──────── Records shown

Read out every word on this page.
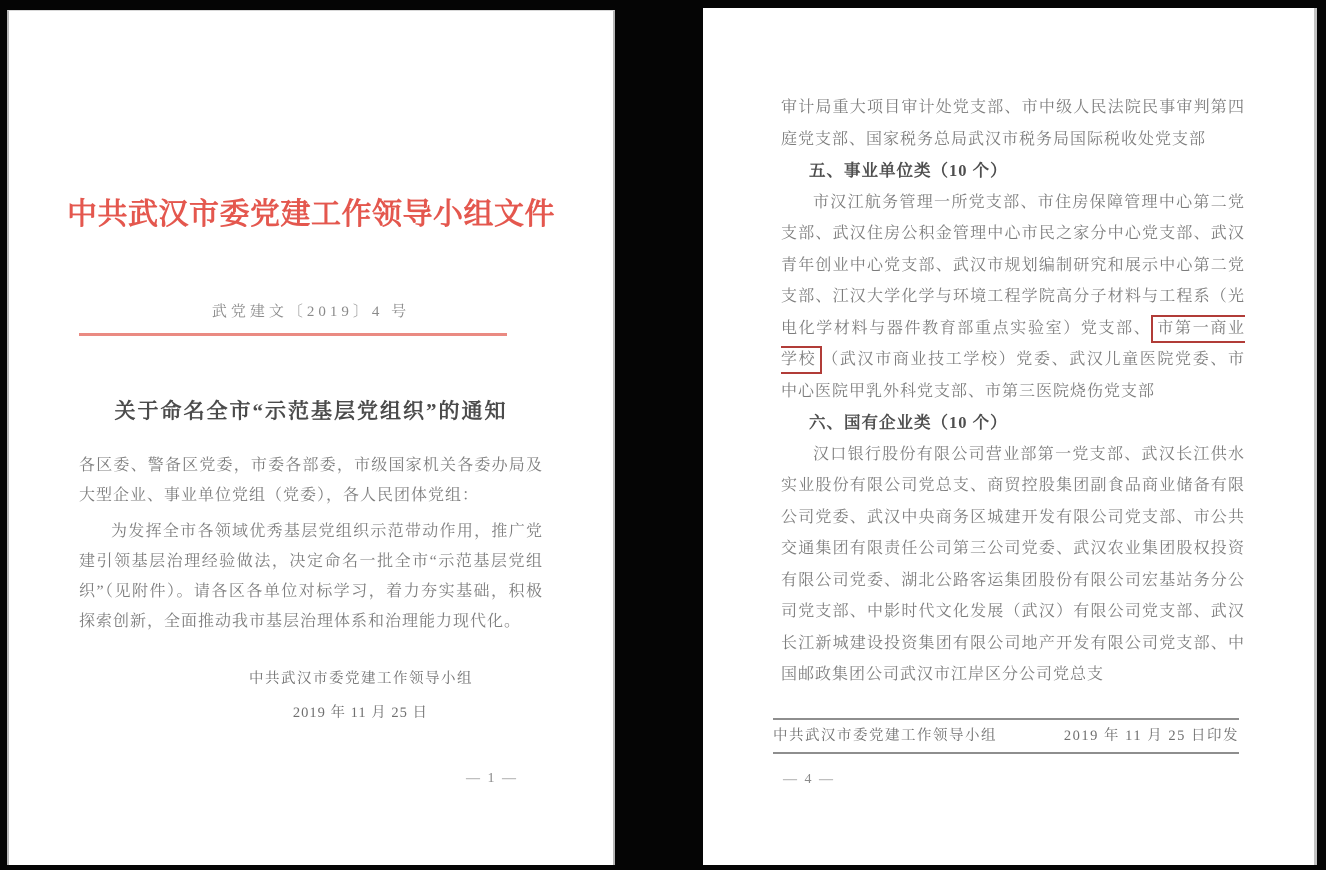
中共武汉市委党建工作领导小组文件
武党建文〔2019〕4 号
关于命名全市“示范基层党组织”的通知

各区委、警备区党委，市委各部委，市级国家机关各委办局及大型企业、事业单位党组（党委），各人民团体党组：

为发挥全市各领域优秀基层党组织示范带动作用，推广党建引领基层治理经验做法，决定命名一批全市“示范基层党组织”（见附件）。请各区各单位对标学习，着力夯实基础，积极探索创新，全面推动我市基层治理体系和治理能力现代化。

中共武汉市委党建工作领导小组
2019 年 11 月 25 日
— 1 —

审计局重大项目审计处党支部、市中级人民法院民事审判第四庭党支部、国家税务总局武汉市税务局国际税收处党支部

五、事业单位类（10 个）

市汉江航务管理一所党支部、市住房保障管理中心第二党支部、武汉住房公积金管理中心市民之家分中心党支部、武汉青年创业中心党支部、武汉市规划编制研究和展示中心第二党支部、江汉大学化学与环境工程学院高分子材料与工程系（光电化学材料与器件教育部重点实验室）党支部、 市第一商业学校 （武汉市商业技工学校）党委、武汉儿童医院党委、市中心医院甲乳外科党支部、市第三医院烧伤党支部

六、国有企业类（10 个）

汉口银行股份有限公司营业部第一党支部、武汉长江供水实业股份有限公司党总支、商贸控股集团副食品商业储备有限公司党委、武汉中央商务区城建开发有限公司党支部、市公共交通集团有限责任公司第三公司党委、武汉农业集团股权投资有限公司党委、湖北公路客运集团股份有限公司宏基站务分公司党支部、中影时代文化发展（武汉）有限公司党支部、武汉长江新城建设投资集团有限公司地产开发有限公司党支部、中国邮政集团公司武汉市江岸区分公司党总支

中共武汉市委党建工作领导小组	2019 年 11 月 25 日印发
— 4 —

────────────────

= Work to be completed =
Transcribe the records above exactly, omitting every picture they contain.

= Output =
Read out every word on this page.
中共武汉市委党建工作领导小组文件
武党建文〔2019〕4 号
关于命名全市“示范基层党组织”的通知

各区委、警备区党委，市委各部委，市级国家机关各委办局及大型企业、事业单位党组（党委），各人民团体党组：

为发挥全市各领域优秀基层党组织示范带动作用，推广党建引领基层治理经验做法，决定命名一批全市“示范基层党组织”（见附件）。请各区各单位对标学习，着力夯实基础，积极探索创新，全面推动我市基层治理体系和治理能力现代化。

中共武汉市委党建工作领导小组
2019 年 11 月 25 日
— 1 —

审计局重大项目审计处党支部、市中级人民法院民事审判第四庭党支部、国家税务总局武汉市税务局国际税收处党支部

五、事业单位类（10 个）

市汉江航务管理一所党支部、市住房保障管理中心第二党支部、武汉住房公积金管理中心市民之家分中心党支部、武汉青年创业中心党支部、武汉市规划编制研究和展示中心第二党支部、江汉大学化学与环境工程学院高分子材料与工程系（光电化学材料与器件教育部重点实验室）党支部、 市第一商业学校 （武汉市商业技工学校）党委、武汉儿童医院党委、市中心医院甲乳外科党支部、市第三医院烧伤党支部

六、国有企业类（10 个）

汉口银行股份有限公司营业部第一党支部、武汉长江供水实业股份有限公司党总支、商贸控股集团副食品商业储备有限公司党委、武汉中央商务区城建开发有限公司党支部、市公共交通集团有限责任公司第三公司党委、武汉农业集团股权投资有限公司党委、湖北公路客运集团股份有限公司宏基站务分公司党支部、中影时代文化发展（武汉）有限公司党支部、武汉长江新城建设投资集团有限公司地产开发有限公司党支部、中国邮政集团公司武汉市江岸区分公司党总支

中共武汉市委党建工作领导小组	2019 年 11 月 25 日印发
— 4 —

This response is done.